### Exercise instructions
Gather every line holding the string "quand".

### Working data
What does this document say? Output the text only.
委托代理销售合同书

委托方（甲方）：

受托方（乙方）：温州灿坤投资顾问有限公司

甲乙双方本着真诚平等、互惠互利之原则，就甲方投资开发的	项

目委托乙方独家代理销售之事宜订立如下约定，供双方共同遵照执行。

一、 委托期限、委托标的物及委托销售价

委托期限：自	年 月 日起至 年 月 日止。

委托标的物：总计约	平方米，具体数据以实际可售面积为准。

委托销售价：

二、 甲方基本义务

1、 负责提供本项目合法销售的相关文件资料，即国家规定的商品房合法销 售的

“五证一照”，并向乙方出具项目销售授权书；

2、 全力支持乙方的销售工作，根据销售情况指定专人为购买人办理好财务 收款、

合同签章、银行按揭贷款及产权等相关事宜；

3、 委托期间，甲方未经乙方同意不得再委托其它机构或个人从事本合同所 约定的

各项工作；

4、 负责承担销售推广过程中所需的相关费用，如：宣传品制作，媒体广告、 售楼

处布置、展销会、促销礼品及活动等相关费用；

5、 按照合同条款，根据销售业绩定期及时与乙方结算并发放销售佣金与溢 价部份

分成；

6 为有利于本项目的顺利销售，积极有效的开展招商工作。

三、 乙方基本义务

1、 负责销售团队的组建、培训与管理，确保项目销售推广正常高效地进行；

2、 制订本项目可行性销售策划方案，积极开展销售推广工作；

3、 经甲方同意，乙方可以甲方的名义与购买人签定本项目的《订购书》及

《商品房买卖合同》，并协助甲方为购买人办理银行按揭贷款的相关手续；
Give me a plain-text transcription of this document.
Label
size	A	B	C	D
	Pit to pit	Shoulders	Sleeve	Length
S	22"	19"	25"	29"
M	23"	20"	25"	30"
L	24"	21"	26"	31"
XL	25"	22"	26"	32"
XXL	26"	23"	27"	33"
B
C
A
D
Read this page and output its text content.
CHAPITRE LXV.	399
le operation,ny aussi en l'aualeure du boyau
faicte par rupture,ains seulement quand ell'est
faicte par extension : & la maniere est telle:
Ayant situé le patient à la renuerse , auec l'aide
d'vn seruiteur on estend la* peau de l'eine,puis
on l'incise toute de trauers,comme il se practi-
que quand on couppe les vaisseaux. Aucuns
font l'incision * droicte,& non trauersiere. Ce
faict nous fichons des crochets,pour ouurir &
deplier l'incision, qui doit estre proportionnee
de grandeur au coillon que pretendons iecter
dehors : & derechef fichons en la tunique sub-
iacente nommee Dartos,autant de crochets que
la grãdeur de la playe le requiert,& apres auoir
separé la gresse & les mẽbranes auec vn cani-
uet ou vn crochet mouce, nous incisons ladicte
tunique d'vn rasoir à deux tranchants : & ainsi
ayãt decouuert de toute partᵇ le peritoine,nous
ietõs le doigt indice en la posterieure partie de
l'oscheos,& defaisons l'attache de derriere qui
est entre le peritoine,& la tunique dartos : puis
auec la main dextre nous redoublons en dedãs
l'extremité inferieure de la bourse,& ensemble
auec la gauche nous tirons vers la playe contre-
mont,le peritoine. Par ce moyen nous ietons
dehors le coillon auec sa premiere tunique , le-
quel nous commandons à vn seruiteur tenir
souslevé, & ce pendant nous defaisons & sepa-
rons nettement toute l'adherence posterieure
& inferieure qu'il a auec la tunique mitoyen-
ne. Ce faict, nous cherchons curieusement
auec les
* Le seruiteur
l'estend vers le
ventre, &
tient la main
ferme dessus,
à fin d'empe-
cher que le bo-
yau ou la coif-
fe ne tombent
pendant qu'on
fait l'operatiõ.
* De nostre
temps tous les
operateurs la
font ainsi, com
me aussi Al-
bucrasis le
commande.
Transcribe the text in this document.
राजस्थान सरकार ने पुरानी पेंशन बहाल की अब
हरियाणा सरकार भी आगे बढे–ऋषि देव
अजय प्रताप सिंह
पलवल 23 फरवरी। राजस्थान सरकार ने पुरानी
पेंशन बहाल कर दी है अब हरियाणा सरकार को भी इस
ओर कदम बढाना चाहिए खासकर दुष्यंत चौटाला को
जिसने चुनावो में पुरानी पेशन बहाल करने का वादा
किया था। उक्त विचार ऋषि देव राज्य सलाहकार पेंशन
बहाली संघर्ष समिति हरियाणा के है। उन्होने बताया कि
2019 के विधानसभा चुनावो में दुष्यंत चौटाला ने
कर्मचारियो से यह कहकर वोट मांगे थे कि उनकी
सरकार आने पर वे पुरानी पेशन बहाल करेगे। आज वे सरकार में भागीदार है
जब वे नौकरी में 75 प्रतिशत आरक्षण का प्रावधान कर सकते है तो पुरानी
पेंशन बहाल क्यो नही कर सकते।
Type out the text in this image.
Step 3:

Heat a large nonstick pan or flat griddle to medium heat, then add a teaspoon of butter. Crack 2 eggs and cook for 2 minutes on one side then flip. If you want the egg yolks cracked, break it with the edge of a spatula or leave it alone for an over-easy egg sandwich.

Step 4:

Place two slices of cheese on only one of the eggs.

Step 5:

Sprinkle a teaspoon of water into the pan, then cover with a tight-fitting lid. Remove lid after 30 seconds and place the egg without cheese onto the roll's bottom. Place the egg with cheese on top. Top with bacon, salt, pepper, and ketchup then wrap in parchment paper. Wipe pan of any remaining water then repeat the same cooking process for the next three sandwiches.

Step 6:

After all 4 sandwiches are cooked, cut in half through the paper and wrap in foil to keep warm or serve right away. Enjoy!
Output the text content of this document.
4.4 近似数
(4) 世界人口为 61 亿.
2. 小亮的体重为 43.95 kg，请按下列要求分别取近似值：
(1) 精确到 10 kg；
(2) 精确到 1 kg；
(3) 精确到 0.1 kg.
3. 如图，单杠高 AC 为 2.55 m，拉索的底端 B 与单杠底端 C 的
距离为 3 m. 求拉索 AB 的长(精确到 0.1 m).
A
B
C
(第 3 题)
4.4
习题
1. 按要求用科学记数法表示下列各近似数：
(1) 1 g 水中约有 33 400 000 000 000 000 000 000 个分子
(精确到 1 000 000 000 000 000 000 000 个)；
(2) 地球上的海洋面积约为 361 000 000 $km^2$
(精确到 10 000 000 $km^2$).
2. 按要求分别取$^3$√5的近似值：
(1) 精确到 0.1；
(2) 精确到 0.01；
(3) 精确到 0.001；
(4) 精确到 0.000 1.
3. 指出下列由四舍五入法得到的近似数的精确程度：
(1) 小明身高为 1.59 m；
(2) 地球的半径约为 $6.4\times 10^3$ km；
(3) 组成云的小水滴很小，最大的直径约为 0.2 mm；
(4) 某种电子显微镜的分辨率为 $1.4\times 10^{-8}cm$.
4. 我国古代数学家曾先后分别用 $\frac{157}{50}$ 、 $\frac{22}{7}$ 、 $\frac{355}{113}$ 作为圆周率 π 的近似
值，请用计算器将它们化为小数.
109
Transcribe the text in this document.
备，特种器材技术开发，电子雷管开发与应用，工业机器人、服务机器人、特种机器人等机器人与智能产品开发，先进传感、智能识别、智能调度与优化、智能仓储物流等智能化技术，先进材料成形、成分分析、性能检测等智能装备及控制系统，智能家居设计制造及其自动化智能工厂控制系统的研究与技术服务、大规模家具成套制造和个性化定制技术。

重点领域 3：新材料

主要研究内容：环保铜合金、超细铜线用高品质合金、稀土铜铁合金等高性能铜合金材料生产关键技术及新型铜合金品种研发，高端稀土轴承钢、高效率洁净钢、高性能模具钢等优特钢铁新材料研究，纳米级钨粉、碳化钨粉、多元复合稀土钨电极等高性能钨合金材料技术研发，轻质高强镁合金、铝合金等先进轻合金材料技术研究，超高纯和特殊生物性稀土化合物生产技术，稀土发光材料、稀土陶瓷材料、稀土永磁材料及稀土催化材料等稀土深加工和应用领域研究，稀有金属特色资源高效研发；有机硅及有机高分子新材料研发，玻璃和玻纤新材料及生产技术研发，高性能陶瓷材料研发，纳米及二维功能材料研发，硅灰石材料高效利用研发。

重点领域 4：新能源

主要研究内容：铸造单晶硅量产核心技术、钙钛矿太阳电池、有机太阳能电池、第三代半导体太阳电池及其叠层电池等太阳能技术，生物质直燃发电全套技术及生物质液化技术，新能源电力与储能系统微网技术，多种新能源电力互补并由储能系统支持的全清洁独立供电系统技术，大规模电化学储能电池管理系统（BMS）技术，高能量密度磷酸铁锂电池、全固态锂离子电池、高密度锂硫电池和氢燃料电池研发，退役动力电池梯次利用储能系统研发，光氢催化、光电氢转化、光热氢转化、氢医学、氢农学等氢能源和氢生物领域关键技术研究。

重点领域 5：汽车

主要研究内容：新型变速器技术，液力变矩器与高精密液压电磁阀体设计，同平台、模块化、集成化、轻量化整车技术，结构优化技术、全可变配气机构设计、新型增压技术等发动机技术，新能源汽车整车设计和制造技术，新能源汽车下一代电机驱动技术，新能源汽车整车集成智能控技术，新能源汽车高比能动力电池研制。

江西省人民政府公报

### Response to this task
faicte par rupture,ains seulement quand ell'est
que quand on couppe les vaisseaux. Aucuns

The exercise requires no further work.